═══ Data listing ═══

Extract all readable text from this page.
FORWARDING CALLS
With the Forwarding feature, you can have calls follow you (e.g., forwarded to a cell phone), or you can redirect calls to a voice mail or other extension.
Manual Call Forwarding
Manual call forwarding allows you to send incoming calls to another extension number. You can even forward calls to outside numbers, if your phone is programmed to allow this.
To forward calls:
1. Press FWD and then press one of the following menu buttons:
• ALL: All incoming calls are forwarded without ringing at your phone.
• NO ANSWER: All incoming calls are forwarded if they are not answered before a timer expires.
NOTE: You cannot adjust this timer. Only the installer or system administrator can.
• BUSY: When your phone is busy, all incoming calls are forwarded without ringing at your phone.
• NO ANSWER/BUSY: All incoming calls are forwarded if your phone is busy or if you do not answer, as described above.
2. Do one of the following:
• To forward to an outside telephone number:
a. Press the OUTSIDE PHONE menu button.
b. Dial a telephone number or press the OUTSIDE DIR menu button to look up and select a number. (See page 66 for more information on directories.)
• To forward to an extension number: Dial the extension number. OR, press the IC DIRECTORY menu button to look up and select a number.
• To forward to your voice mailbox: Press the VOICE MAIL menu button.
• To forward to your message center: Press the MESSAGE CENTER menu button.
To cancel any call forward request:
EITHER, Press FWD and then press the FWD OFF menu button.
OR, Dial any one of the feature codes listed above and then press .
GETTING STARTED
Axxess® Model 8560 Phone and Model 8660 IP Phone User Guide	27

═══

» **Given request**
The answer is the number of lines in the preceding material that hold "feature"; write that number and nothing else.

» **Correct answer**
2